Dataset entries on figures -
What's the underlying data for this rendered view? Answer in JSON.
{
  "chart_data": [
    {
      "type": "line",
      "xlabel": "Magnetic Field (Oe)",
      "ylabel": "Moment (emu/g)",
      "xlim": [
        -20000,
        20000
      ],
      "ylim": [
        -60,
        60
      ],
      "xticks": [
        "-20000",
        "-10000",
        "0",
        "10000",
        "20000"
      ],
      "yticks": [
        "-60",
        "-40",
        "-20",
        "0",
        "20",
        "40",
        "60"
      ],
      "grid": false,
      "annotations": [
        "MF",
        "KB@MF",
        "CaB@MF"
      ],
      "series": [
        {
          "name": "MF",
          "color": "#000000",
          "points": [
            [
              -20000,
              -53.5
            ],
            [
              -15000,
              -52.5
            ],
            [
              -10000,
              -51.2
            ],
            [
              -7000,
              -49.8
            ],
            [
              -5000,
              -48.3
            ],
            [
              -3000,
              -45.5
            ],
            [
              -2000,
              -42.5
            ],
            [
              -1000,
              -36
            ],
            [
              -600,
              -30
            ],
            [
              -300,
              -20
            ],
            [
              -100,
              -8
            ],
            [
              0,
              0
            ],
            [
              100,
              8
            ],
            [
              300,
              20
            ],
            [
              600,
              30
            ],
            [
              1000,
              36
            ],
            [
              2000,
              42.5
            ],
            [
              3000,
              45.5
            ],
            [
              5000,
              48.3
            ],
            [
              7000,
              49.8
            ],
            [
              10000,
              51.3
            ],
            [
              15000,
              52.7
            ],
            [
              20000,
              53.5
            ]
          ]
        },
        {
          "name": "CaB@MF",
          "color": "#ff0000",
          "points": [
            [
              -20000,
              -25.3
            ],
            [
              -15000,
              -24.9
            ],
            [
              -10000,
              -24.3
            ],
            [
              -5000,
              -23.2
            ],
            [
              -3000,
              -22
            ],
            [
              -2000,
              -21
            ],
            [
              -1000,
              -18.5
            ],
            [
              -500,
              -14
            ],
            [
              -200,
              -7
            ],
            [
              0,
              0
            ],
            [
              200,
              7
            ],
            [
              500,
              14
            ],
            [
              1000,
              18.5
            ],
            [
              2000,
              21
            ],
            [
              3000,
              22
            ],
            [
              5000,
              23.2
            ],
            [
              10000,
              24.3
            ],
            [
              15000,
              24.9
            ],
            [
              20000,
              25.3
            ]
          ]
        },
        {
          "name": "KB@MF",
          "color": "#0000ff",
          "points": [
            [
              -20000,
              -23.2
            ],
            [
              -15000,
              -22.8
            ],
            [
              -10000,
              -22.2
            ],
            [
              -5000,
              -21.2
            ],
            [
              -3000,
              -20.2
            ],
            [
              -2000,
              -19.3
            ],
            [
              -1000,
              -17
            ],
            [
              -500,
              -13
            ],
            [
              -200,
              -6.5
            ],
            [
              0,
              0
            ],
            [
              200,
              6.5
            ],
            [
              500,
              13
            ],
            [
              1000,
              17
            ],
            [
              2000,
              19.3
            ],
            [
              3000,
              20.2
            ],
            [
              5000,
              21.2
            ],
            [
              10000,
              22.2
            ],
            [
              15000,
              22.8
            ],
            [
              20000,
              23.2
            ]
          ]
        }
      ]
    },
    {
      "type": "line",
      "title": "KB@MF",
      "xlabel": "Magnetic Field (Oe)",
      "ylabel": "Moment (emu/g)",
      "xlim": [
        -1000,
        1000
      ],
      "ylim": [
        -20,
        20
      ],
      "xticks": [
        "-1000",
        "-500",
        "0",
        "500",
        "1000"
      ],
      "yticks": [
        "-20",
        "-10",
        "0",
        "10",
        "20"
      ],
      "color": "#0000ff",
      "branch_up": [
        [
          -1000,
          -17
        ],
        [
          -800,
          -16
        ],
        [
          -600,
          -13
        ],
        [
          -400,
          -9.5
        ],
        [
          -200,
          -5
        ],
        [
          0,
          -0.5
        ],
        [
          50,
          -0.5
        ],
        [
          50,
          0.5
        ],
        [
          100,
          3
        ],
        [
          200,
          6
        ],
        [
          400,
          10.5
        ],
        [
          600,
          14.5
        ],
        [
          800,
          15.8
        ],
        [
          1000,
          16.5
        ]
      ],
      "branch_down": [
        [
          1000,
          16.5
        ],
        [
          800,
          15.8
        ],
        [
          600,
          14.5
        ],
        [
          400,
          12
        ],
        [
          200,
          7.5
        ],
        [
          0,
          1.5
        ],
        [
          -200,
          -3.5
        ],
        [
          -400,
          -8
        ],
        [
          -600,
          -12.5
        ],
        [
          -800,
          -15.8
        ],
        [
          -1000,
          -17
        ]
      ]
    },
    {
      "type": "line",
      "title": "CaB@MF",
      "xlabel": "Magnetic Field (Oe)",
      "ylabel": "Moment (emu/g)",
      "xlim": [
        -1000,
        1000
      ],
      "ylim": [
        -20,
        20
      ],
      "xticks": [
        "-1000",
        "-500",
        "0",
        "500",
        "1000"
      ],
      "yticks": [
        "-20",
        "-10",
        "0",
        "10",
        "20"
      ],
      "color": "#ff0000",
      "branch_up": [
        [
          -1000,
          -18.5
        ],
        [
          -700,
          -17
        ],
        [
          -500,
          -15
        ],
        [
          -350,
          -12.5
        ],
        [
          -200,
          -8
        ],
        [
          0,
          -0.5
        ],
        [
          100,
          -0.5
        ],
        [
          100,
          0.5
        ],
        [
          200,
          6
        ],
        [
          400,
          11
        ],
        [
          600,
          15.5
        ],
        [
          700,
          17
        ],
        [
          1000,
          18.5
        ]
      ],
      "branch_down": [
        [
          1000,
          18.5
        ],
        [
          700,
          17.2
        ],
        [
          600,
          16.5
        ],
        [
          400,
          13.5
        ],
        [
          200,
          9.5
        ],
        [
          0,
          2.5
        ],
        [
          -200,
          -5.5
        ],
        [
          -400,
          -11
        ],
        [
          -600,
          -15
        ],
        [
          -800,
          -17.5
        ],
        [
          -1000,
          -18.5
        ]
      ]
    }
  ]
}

Exercise requirements - Everything in the listing above should be restated exactly.

Response -
What's the underlying data for this rendered view? Answer in JSON.
{
  "chart_data": [
    {
      "type": "line",
      "xlabel": "Magnetic Field (Oe)",
      "ylabel": "Moment (emu/g)",
      "xlim": [
        -20000,
        20000
      ],
      "ylim": [
        -60,
        60
      ],
      "xticks": [
        "-20000",
        "-10000",
        "0",
        "10000",
        "20000"
      ],
      "yticks": [
        "-60",
        "-40",
        "-20",
        "0",
        "20",
        "40",
        "60"
      ],
      "grid": false,
      "annotations": [
        "MF",
        "KB@MF",
        "CaB@MF"
      ],
      "series": [
        {
          "name": "MF",
          "color": "#000000",
          "points": [
            [
              -20000,
              -53.5
            ],
            [
              -15000,
              -52.5
            ],
            [
              -10000,
              -51.2
            ],
            [
              -7000,
              -49.8
            ],
            [
              -5000,
              -48.3
            ],
            [
              -3000,
              -45.5
            ],
            [
              -2000,
              -42.5
            ],
            [
              -1000,
              -36
            ],
            [
              -600,
              -30
            ],
            [
              -300,
              -20
            ],
            [
              -100,
              -8
            ],
            [
              0,
              0
            ],
            [
              100,
              8
            ],
            [
              300,
              20
            ],
            [
              600,
              30
            ],
            [
              1000,
              36
            ],
            [
              2000,
              42.5
            ],
            [
              3000,
              45.5
            ],
            [
              5000,
              48.3
            ],
            [
              7000,
              49.8
            ],
            [
              10000,
              51.3
            ],
            [
              15000,
              52.7
            ],
            [
              20000,
              53.5
            ]
          ]
        },
        {
          "name": "CaB@MF",
          "color": "#ff0000",
          "points": [
            [
              -20000,
              -25.3
            ],
            [
              -15000,
              -24.9
            ],
            [
              -10000,
              -24.3
            ],
            [
              -5000,
              -23.2
            ],
            [
              -3000,
              -22
            ],
            [
              -2000,
              -21
            ],
            [
              -1000,
              -18.5
            ],
            [
              -500,
              -14
            ],
            [
              -200,
              -7
            ],
            [
              0,
              0
            ],
            [
              200,
              7
            ],
            [
              500,
              14
            ],
            [
              1000,
              18.5
            ],
            [
              2000,
              21
            ],
            [
              3000,
              22
            ],
            [
              5000,
              23.2
            ],
            [
              10000,
              24.3
            ],
            [
              15000,
              24.9
            ],
            [
              20000,
              25.3
            ]
          ]
        },
        {
          "name": "KB@MF",
          "color": "#0000ff",
          "points": [
            [
              -20000,
              -23.2
            ],
            [
              -15000,
              -22.8
            ],
            [
              -10000,
              -22.2
            ],
            [
              -5000,
              -21.2
            ],
            [
              -3000,
              -20.2
            ],
            [
              -2000,
              -19.3
            ],
            [
              -1000,
              -17
            ],
            [
              -500,
              -13
            ],
            [
              -200,
              -6.5
            ],
            [
              0,
              0
            ],
            [
              200,
              6.5
            ],
            [
              500,
              13
            ],
            [
              1000,
              17
            ],
            [
              2000,
              19.3
            ],
            [
              3000,
              20.2
            ],
            [
              5000,
              21.2
            ],
            [
              10000,
              22.2
            ],
            [
              15000,
              22.8
            ],
            [
              20000,
              23.2
            ]
          ]
        }
      ]
    },
    {
      "type": "line",
      "title": "KB@MF",
      "xlabel": "Magnetic Field (Oe)",
      "ylabel": "Moment (emu/g)",
      "xlim": [
        -1000,
        1000
      ],
      "ylim": [
        -20,
        20
      ],
      "xticks": [
        "-1000",
        "-500",
        "0",
        "500",
        "1000"
      ],
      "yticks": [
        "-20",
        "-10",
        "0",
        "10",
        "20"
      ],
      "color": "#0000ff",
      "branch_up": [
        [
          -1000,
          -17
        ],
        [
          -800,
          -16
        ],
        [
          -600,
          -13
        ],
        [
          -400,
          -9.5
        ],
        [
          -200,
          -5
        ],
        [
          0,
          -0.5
        ],
        [
          50,
          -0.5
        ],
        [
          50,
          0.5
        ],
        [
          100,
          3
        ],
        [
          200,
          6
        ],
        [
          400,
          10.5
        ],
        [
          600,
          14.5
        ],
        [
          800,
          15.8
        ],
        [
          1000,
          16.5
        ]
      ],
      "branch_down": [
        [
          1000,
          16.5
        ],
        [
          800,
          15.8
        ],
        [
          600,
          14.5
        ],
        [
          400,
          12
        ],
        [
          200,
          7.5
        ],
        [
          0,
          1.5
        ],
        [
          -200,
          -3.5
        ],
        [
          -400,
          -8
        ],
        [
          -600,
          -12.5
        ],
        [
          -800,
          -15.8
        ],
        [
          -1000,
          -17
        ]
      ]
    },
    {
      "type": "line",
      "title": "CaB@MF",
      "xlabel": "Magnetic Field (Oe)",
      "ylabel": "Moment (emu/g)",
      "xlim": [
        -1000,
        1000
      ],
      "ylim": [
        -20,
        20
      ],
      "xticks": [
        "-1000",
        "-500",
        "0",
        "500",
        "1000"
      ],
      "yticks": [
        "-20",
        "-10",
        "0",
        "10",
        "20"
      ],
      "color": "#ff0000",
      "branch_up": [
        [
          -1000,
          -18.5
        ],
        [
          -700,
          -17
        ],
        [
          -500,
          -15
        ],
        [
          -350,
          -12.5
        ],
        [
          -200,
          -8
        ],
        [
          0,
          -0.5
        ],
        [
          100,
          -0.5
        ],
        [
          100,
          0.5
        ],
        [
          200,
          6
        ],
        [
          400,
          11
        ],
        [
          600,
          15.5
        ],
        [
          700,
          17
        ],
        [
          1000,
          18.5
        ]
      ],
      "branch_down": [
        [
          1000,
          18.5
        ],
        [
          700,
          17.2
        ],
        [
          600,
          16.5
        ],
        [
          400,
          13.5
        ],
        [
          200,
          9.5
        ],
        [
          0,
          2.5
        ],
        [
          -200,
          -5.5
        ],
        [
          -400,
          -11
        ],
        [
          -600,
          -15
        ],
        [
          -800,
          -17.5
        ],
        [
          -1000,
          -18.5
        ]
      ]
    }
  ]
}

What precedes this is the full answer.